**RECORD EXTRACTS:**

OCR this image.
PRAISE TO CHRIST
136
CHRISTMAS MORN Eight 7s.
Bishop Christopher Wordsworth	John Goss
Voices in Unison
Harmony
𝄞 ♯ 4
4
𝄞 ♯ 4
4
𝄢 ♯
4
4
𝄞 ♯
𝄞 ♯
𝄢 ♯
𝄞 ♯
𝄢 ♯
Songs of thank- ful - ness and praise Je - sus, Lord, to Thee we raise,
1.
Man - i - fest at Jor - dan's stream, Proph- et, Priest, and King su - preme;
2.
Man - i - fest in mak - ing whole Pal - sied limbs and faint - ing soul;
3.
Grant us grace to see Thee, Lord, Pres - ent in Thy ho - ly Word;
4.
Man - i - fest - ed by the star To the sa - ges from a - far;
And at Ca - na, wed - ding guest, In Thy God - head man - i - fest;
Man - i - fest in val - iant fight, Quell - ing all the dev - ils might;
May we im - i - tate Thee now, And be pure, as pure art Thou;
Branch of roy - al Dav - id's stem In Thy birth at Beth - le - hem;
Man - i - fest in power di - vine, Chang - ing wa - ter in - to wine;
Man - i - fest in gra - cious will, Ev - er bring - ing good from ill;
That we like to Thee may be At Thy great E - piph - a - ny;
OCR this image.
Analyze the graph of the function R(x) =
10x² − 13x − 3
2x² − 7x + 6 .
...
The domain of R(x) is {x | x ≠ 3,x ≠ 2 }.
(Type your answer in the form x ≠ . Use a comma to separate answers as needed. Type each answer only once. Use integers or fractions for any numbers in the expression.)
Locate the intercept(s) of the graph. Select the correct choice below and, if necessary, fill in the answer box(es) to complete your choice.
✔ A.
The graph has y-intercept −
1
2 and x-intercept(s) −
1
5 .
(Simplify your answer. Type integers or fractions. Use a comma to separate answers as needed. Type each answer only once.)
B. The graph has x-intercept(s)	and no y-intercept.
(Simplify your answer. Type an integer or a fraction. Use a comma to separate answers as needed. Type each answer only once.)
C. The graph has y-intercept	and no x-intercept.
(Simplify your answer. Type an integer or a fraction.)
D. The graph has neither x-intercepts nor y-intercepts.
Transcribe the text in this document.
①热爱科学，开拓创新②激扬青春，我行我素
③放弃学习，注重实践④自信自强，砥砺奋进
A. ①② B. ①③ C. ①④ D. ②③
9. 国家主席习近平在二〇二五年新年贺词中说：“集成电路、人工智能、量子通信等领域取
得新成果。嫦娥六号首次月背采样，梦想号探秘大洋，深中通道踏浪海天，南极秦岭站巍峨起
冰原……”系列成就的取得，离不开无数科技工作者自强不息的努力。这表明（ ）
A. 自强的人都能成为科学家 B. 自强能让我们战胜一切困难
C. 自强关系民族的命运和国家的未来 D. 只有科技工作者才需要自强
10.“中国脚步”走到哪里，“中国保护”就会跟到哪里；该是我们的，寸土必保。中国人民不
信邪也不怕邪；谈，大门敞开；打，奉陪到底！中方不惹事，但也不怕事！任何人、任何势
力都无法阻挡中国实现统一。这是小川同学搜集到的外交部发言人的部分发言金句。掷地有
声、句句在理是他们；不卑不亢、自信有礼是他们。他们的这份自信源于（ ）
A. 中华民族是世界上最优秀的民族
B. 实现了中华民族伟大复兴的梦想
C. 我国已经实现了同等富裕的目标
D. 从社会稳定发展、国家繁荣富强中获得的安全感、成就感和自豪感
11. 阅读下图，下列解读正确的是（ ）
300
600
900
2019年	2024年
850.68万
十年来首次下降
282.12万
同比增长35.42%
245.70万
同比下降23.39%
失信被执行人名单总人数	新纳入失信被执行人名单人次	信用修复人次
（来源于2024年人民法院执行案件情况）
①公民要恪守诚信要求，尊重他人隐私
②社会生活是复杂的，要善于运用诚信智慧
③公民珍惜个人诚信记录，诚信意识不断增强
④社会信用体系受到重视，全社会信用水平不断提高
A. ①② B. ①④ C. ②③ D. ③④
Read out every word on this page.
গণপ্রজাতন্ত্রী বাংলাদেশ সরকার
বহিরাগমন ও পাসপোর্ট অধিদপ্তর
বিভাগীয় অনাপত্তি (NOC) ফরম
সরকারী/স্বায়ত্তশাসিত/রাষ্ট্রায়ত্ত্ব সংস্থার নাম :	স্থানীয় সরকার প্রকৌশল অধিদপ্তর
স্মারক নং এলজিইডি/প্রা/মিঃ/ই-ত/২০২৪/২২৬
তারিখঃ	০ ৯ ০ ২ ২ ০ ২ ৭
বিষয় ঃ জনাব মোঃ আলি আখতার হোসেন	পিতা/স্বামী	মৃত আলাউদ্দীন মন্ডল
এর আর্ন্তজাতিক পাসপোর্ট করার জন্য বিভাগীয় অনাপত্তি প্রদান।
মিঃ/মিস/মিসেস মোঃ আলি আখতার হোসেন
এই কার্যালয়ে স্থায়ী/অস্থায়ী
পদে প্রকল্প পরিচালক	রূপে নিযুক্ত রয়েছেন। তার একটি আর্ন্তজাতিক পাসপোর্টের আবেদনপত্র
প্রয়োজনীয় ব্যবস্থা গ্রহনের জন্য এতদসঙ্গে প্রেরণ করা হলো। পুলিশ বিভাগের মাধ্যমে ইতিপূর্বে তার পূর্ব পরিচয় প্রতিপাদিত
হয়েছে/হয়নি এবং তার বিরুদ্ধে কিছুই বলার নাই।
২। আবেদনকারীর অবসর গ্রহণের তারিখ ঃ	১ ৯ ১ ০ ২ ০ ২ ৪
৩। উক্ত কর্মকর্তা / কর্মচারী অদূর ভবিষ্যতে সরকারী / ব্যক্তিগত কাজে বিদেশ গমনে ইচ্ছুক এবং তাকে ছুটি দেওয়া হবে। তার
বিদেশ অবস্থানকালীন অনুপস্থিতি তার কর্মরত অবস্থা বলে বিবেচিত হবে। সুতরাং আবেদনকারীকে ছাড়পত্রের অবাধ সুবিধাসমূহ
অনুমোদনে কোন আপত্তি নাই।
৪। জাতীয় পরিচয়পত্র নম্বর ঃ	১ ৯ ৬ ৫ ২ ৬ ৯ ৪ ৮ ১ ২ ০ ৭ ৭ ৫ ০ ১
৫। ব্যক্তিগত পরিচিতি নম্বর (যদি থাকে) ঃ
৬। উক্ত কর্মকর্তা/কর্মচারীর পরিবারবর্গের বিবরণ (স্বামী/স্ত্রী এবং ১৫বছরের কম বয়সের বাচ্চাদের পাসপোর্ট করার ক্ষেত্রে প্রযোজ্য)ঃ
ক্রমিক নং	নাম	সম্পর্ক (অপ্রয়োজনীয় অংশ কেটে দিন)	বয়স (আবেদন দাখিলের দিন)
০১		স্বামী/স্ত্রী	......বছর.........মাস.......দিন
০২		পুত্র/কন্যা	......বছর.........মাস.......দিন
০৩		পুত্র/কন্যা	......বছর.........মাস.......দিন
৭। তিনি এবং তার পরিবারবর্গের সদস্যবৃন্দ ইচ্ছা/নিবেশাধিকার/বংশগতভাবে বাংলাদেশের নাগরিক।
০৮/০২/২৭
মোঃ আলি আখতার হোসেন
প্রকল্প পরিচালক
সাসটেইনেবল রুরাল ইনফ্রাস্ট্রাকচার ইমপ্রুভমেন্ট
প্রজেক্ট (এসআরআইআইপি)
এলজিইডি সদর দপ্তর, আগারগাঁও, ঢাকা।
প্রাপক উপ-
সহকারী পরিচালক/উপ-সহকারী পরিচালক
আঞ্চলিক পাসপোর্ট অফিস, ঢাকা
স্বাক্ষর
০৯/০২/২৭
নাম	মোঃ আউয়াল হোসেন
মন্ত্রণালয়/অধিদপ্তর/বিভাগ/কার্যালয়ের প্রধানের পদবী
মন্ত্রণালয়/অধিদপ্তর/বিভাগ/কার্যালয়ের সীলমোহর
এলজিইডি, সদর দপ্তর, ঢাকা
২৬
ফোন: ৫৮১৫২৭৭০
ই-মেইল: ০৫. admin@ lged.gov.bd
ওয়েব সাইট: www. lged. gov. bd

**EXERCISE:** Consider the entries above and return each line with the string "from".

**REPLY TO THE EXERCISE:**
Man - i - fest - ed by the star To the sa - ges from a - far;
Man - i - fest in gra - cious will, Ev - er bring - ing good from ill;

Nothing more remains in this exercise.